### What the task requires
Using the listing below, select the lines with the word "have" and copy them.

[Start of Data rows]

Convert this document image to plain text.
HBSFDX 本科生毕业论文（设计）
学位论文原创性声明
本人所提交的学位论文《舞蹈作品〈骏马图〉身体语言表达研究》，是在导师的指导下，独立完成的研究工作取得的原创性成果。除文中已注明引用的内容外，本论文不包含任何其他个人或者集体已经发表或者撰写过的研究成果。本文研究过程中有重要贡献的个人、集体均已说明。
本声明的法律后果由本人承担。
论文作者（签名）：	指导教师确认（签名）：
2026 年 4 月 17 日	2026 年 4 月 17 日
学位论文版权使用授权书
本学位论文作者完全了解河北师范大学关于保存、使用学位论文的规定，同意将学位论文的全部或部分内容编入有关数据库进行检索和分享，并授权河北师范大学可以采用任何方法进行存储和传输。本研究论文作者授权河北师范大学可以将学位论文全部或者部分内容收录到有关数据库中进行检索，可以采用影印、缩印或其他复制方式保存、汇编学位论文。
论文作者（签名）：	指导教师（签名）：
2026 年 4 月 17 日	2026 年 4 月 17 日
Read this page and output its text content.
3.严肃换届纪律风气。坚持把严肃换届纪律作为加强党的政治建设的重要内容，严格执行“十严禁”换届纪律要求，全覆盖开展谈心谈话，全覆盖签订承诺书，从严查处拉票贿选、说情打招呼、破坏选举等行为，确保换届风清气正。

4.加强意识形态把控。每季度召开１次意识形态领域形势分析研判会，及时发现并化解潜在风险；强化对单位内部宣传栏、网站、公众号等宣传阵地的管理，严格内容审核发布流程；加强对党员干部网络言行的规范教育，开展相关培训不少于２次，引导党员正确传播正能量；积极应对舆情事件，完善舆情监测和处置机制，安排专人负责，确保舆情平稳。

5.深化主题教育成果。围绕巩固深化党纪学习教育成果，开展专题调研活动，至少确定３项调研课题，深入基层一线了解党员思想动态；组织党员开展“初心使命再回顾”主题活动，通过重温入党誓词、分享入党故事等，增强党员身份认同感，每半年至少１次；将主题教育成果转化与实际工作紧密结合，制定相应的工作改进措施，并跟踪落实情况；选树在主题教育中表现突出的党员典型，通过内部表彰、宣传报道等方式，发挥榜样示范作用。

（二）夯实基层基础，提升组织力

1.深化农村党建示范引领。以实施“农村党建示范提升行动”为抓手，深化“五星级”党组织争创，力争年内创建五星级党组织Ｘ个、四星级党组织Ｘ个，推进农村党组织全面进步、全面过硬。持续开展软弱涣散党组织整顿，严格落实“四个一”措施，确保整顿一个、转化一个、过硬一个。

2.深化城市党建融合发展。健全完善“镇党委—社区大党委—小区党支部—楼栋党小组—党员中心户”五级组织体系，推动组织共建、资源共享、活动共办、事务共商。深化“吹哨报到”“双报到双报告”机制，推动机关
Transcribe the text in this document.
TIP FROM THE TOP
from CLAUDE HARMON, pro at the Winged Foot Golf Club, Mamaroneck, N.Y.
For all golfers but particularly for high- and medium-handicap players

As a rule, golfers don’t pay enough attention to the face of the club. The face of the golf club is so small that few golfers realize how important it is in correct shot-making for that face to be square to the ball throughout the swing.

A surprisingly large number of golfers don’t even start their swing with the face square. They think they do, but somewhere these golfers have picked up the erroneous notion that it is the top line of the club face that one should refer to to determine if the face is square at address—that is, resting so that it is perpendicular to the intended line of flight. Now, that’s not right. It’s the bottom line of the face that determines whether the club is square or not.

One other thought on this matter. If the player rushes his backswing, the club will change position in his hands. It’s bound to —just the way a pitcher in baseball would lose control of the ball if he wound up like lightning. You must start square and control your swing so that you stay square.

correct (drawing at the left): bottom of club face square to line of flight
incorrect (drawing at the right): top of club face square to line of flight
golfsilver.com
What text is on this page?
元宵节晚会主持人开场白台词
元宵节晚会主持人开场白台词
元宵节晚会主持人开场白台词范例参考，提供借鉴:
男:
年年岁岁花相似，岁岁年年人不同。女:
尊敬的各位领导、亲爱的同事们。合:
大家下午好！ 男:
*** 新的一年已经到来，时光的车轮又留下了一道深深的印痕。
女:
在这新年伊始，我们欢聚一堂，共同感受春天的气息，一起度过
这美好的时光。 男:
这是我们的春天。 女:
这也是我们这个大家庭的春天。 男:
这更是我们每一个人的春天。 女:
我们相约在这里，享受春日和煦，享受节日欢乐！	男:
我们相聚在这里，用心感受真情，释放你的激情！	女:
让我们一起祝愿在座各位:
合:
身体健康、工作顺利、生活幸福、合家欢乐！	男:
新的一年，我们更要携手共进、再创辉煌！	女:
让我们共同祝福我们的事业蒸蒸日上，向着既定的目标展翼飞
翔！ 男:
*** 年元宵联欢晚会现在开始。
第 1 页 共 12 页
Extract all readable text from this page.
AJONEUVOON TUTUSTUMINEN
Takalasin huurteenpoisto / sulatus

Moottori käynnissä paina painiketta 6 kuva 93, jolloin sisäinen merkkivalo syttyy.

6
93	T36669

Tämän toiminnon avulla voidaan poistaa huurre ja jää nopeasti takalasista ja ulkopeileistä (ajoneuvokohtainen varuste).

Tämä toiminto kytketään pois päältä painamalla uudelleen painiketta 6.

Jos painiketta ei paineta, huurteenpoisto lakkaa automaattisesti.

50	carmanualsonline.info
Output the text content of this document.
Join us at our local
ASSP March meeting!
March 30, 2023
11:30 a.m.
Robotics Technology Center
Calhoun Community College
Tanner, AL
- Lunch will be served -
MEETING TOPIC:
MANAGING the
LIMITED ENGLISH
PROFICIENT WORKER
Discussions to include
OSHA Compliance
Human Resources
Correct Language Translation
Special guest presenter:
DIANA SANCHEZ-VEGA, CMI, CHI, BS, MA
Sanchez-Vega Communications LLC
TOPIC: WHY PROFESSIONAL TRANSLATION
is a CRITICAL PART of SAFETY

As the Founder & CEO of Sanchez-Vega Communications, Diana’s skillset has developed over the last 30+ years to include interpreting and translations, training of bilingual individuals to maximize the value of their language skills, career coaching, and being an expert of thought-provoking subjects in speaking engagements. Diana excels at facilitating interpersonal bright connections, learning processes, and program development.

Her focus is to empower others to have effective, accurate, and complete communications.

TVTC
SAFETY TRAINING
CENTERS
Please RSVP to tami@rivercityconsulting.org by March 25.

[End of Data rows]

### Output of the task
A surprisingly large number of golfers don’t even start their swing with the face square. They think they do, but somewhere these golfers have picked up the erroneous notion that it is the top line of the club face that one should refer to to determine if the face is square at address—that is, resting so that it is perpendicular to the intended line of flight. Now, that’s not right. It’s the bottom line of the face that determines whether the club is square or not.
Her focus is to empower others to have effective, accurate, and complete communications.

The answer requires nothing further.